┌────────
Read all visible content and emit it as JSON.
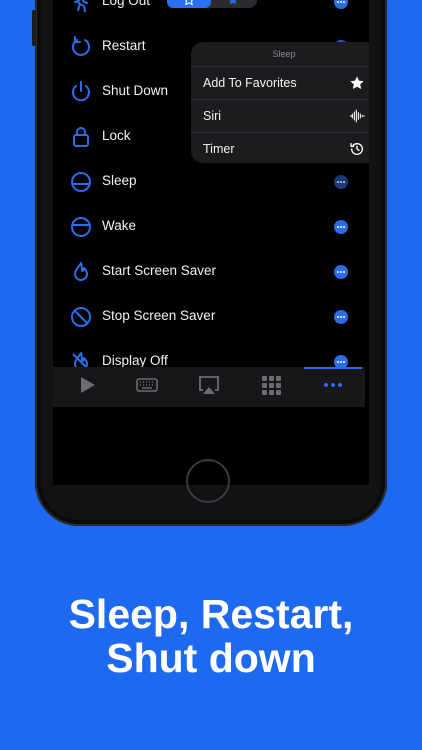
{
  "list": {
    "items": [
      {
        "label": "Log Out",
        "icon": "walking-person-icon"
      },
      {
        "label": "Restart",
        "icon": "restart-icon"
      },
      {
        "label": "Shut Down",
        "icon": "power-icon"
      },
      {
        "label": "Lock",
        "icon": "lock-icon"
      },
      {
        "label": "Sleep",
        "icon": "sleep-icon"
      },
      {
        "label": "Wake",
        "icon": "wake-icon"
      },
      {
        "label": "Start Screen Saver",
        "icon": "screen-saver-icon"
      },
      {
        "label": "Stop Screen Saver",
        "icon": "prohibited-icon"
      },
      {
        "label": "Display Off",
        "icon": "display-off-icon"
      }
    ]
  },
  "menu": {
    "title": "Sleep",
    "items": [
      {
        "label": "Add To Favorites",
        "icon": "star-icon"
      },
      {
        "label": "Siri",
        "icon": "siri-waveform-icon"
      },
      {
        "label": "Timer",
        "icon": "timer-icon"
      }
    ]
  },
  "tabbar": {
    "tabs": [
      {
        "icon": "play-icon"
      },
      {
        "icon": "keyboard-icon"
      },
      {
        "icon": "airplay-icon"
      },
      {
        "icon": "grid-icon"
      },
      {
        "icon": "more-icon",
        "selected": true
      }
    ]
  },
  "colors": {
    "accent": "#2b6de8",
    "background": "#1d6af0"
  },
  "headline": {
    "line1": "Sleep, Restart,",
    "line2": "Shut down"
  }
}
└────────
Goal:
Copy out the entries verbatim and leave the images out.

Result below:
Read all visible content and emit it as JSON.
{
  "list": {
    "items": [
      {
        "label": "Log Out",
        "icon": "walking-person-icon"
      },
      {
        "label": "Restart",
        "icon": "restart-icon"
      },
      {
        "label": "Shut Down",
        "icon": "power-icon"
      },
      {
        "label": "Lock",
        "icon": "lock-icon"
      },
      {
        "label": "Sleep",
        "icon": "sleep-icon"
      },
      {
        "label": "Wake",
        "icon": "wake-icon"
      },
      {
        "label": "Start Screen Saver",
        "icon": "screen-saver-icon"
      },
      {
        "label": "Stop Screen Saver",
        "icon": "prohibited-icon"
      },
      {
        "label": "Display Off",
        "icon": "display-off-icon"
      }
    ]
  },
  "menu": {
    "title": "Sleep",
    "items": [
      {
        "label": "Add To Favorites",
        "icon": "star-icon"
      },
      {
        "label": "Siri",
        "icon": "siri-waveform-icon"
      },
      {
        "label": "Timer",
        "icon": "timer-icon"
      }
    ]
  },
  "tabbar": {
    "tabs": [
      {
        "icon": "play-icon"
      },
      {
        "icon": "keyboard-icon"
      },
      {
        "icon": "airplay-icon"
      },
      {
        "icon": "grid-icon"
      },
      {
        "icon": "more-icon",
        "selected": true
      }
    ]
  },
  "colors": {
    "accent": "#2b6de8",
    "background": "#1d6af0"
  },
  "headline": {
    "line1": "Sleep, Restart,",
    "line2": "Shut down"
  }
}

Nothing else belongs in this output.